INPUT MATERIAL |

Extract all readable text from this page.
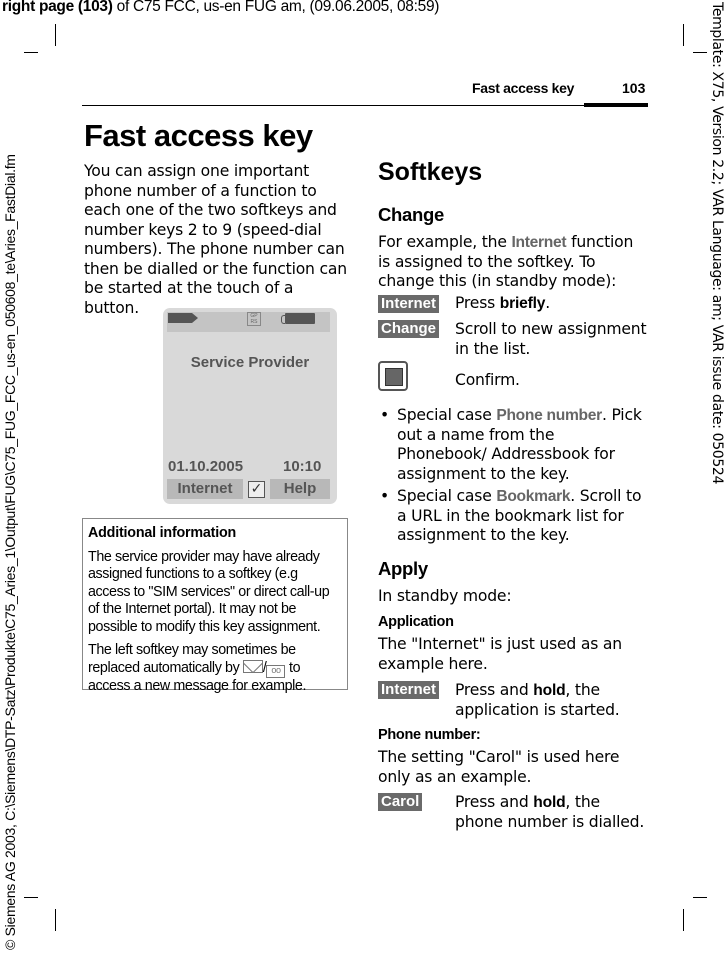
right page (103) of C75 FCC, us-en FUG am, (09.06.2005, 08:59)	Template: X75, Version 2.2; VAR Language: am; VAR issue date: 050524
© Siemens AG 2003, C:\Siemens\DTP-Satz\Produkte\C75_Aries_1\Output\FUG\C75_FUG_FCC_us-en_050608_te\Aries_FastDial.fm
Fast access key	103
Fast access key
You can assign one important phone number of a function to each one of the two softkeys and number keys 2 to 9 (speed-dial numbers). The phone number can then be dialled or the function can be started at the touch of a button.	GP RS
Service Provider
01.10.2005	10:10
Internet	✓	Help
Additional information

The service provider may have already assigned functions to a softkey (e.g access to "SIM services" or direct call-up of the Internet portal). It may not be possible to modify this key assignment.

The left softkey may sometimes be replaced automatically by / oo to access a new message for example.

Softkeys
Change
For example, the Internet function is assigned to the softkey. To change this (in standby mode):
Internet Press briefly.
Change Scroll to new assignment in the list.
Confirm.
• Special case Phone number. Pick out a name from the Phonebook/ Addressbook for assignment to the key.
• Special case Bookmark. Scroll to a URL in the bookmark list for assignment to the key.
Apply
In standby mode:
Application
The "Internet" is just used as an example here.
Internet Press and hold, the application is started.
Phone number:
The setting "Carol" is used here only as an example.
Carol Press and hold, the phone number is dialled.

---

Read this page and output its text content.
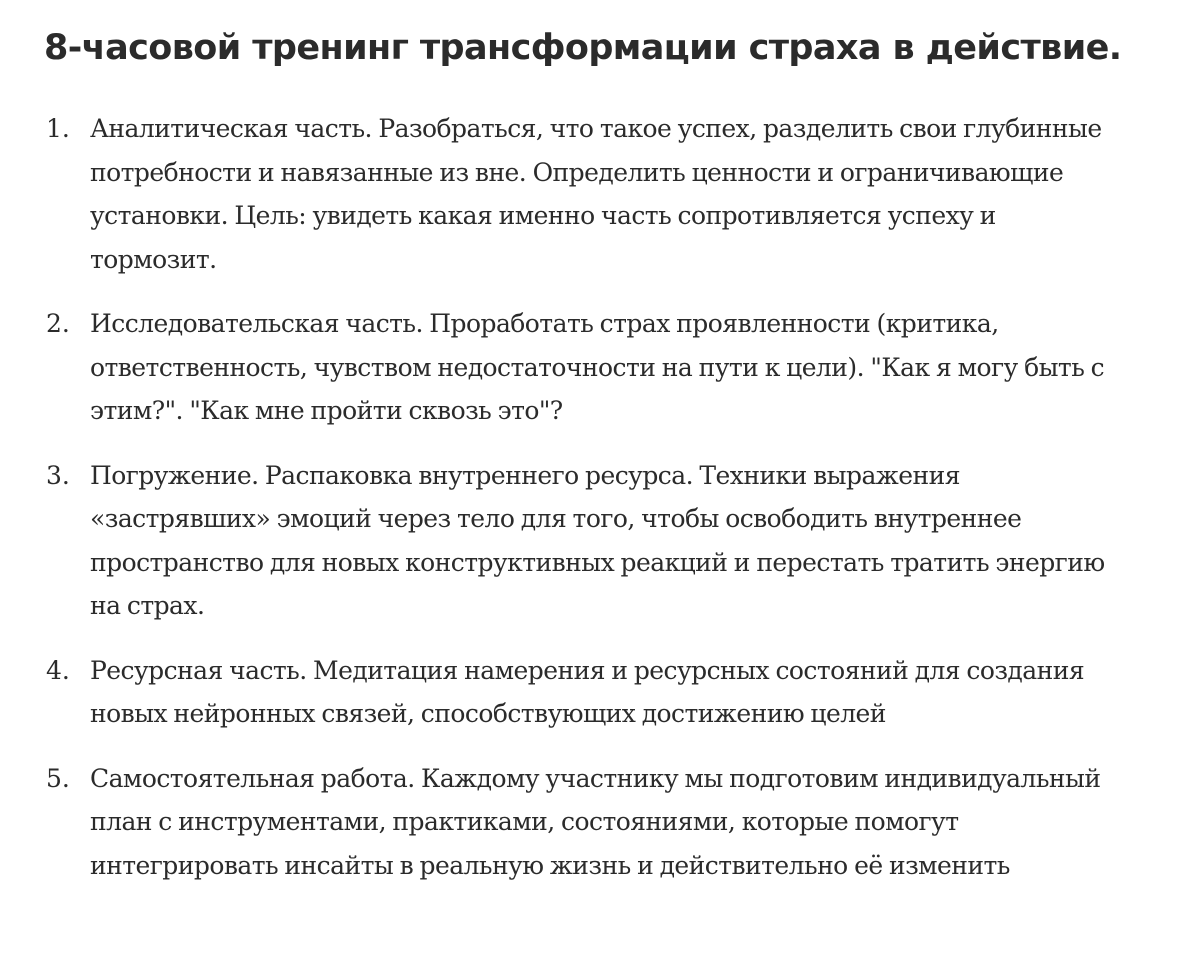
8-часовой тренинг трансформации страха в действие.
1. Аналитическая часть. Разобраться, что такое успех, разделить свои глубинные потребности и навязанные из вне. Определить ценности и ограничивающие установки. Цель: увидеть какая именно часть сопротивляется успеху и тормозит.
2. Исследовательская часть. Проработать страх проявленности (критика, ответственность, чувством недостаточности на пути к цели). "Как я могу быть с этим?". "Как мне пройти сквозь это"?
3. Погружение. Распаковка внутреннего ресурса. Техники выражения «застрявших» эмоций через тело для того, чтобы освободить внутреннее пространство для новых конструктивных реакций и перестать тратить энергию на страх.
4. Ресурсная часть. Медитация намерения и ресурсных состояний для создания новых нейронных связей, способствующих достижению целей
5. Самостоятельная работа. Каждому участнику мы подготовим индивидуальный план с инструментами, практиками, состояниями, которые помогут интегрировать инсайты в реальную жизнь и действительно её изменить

WHAT TO WORK ON |
Copy every line that contains the string "Press".

EXERCISE ANSWER |
Internet Press briefly.
Internet Press and hold, the application is started.
Carol Press and hold, the phone number is dialled.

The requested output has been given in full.